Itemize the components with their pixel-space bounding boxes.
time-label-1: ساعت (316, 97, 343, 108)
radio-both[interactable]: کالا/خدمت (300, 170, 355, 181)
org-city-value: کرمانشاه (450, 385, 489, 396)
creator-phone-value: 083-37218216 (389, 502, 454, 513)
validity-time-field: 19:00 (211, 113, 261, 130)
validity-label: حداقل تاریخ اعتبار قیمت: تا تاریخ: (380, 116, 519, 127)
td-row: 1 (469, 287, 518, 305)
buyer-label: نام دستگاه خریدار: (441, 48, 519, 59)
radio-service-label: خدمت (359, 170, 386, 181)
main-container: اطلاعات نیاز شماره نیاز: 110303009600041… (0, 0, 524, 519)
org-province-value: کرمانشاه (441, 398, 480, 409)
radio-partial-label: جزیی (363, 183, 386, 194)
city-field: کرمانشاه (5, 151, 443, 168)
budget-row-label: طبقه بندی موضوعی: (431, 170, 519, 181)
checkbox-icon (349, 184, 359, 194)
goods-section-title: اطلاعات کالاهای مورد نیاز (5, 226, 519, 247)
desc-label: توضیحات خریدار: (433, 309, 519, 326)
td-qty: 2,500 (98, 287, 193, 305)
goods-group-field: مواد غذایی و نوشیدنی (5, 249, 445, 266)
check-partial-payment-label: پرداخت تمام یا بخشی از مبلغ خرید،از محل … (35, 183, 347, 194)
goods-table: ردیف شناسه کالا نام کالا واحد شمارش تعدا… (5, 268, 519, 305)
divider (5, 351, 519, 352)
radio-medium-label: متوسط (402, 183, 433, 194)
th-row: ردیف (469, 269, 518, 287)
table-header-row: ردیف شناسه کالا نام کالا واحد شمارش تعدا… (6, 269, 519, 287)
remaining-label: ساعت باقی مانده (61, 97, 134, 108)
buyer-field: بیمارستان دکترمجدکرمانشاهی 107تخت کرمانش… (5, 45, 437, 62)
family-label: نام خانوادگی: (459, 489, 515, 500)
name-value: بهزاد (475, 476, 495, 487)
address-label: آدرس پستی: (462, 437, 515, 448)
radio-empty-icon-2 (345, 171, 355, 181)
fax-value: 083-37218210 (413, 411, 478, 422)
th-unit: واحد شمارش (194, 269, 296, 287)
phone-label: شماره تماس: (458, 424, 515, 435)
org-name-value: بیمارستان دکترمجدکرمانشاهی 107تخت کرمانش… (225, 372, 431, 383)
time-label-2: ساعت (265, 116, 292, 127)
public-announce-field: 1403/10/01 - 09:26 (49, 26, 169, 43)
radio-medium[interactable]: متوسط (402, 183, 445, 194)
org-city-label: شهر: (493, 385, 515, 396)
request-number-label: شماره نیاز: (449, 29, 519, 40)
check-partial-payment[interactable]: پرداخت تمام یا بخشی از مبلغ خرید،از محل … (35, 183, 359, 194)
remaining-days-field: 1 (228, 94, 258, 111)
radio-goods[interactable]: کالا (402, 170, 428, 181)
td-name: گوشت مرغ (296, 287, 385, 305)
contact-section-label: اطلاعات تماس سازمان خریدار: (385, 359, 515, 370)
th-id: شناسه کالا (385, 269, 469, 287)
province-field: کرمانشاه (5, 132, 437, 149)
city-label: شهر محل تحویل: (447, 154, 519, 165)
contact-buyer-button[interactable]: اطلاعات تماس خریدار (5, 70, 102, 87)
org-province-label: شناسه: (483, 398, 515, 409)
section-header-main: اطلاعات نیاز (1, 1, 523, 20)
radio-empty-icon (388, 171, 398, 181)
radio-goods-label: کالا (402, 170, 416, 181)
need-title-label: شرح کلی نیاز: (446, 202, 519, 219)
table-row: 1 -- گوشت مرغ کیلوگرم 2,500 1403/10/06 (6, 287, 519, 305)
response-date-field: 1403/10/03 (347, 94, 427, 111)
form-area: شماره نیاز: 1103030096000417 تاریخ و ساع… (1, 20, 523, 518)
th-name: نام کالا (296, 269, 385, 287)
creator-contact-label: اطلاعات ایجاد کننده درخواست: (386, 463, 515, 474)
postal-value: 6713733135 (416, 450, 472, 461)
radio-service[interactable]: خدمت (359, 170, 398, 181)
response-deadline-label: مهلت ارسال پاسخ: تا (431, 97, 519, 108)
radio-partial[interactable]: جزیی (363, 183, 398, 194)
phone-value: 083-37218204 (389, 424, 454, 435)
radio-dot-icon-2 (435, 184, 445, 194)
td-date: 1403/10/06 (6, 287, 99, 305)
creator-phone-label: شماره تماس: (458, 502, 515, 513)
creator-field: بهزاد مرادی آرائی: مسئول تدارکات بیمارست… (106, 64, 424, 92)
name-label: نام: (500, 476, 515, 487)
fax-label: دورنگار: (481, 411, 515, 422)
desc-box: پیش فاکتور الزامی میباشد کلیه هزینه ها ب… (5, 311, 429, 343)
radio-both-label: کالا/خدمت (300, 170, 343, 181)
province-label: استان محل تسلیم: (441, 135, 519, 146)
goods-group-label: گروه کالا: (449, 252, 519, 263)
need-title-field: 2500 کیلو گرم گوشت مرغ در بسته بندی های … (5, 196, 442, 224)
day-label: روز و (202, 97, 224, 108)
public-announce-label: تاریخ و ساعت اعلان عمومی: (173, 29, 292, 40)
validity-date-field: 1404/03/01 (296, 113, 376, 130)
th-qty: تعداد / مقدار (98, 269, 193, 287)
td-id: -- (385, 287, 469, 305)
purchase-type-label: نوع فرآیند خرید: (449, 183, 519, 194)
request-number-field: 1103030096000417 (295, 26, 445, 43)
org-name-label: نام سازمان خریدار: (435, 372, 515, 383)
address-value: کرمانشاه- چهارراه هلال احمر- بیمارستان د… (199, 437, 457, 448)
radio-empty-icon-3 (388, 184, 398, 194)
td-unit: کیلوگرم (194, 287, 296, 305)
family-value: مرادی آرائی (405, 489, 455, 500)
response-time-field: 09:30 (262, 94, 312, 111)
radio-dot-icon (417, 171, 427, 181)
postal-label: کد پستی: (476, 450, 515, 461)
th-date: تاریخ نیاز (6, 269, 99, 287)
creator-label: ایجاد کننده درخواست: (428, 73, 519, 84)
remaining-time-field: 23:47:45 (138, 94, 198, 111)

####################

Copy the records above word for word, from the first line up to and including the line with "request-number-label: شماره نیاز: (449, 29, 519, 40)".

| The output |
Itemize the components with their pixel-space bounding boxes.
time-label-1: ساعت (316, 97, 343, 108)
radio-both[interactable]: کالا/خدمت (300, 170, 355, 181)
org-city-value: کرمانشاه (450, 385, 489, 396)
creator-phone-value: 083-37218216 (389, 502, 454, 513)
validity-time-field: 19:00 (211, 113, 261, 130)
validity-label: حداقل تاریخ اعتبار قیمت: تا تاریخ: (380, 116, 519, 127)
td-row: 1 (469, 287, 518, 305)
buyer-label: نام دستگاه خریدار: (441, 48, 519, 59)
radio-service-label: خدمت (359, 170, 386, 181)
main-container: اطلاعات نیاز شماره نیاز: 110303009600041… (0, 0, 524, 519)
org-province-value: کرمانشاه (441, 398, 480, 409)
radio-partial-label: جزیی (363, 183, 386, 194)
city-field: کرمانشاه (5, 151, 443, 168)
budget-row-label: طبقه بندی موضوعی: (431, 170, 519, 181)
checkbox-icon (349, 184, 359, 194)
goods-section-title: اطلاعات کالاهای مورد نیاز (5, 226, 519, 247)
desc-label: توضیحات خریدار: (433, 309, 519, 326)
td-qty: 2,500 (98, 287, 193, 305)
goods-group-field: مواد غذایی و نوشیدنی (5, 249, 445, 266)
check-partial-payment-label: پرداخت تمام یا بخشی از مبلغ خرید،از محل … (35, 183, 347, 194)
goods-table: ردیف شناسه کالا نام کالا واحد شمارش تعدا… (5, 268, 519, 305)
divider (5, 351, 519, 352)
radio-medium-label: متوسط (402, 183, 433, 194)
th-row: ردیف (469, 269, 518, 287)
table-header-row: ردیف شناسه کالا نام کالا واحد شمارش تعدا… (6, 269, 519, 287)
remaining-label: ساعت باقی مانده (61, 97, 134, 108)
buyer-field: بیمارستان دکترمجدکرمانشاهی 107تخت کرمانش… (5, 45, 437, 62)
family-label: نام خانوادگی: (459, 489, 515, 500)
name-value: بهزاد (475, 476, 495, 487)
address-label: آدرس پستی: (462, 437, 515, 448)
radio-empty-icon-2 (345, 171, 355, 181)
fax-value: 083-37218210 (413, 411, 478, 422)
th-unit: واحد شمارش (194, 269, 296, 287)
phone-label: شماره تماس: (458, 424, 515, 435)
org-name-value: بیمارستان دکترمجدکرمانشاهی 107تخت کرمانش… (225, 372, 431, 383)
time-label-2: ساعت (265, 116, 292, 127)
public-announce-field: 1403/10/01 - 09:26 (49, 26, 169, 43)
radio-medium[interactable]: متوسط (402, 183, 445, 194)
org-city-label: شهر: (493, 385, 515, 396)
request-number-label: شماره نیاز: (449, 29, 519, 40)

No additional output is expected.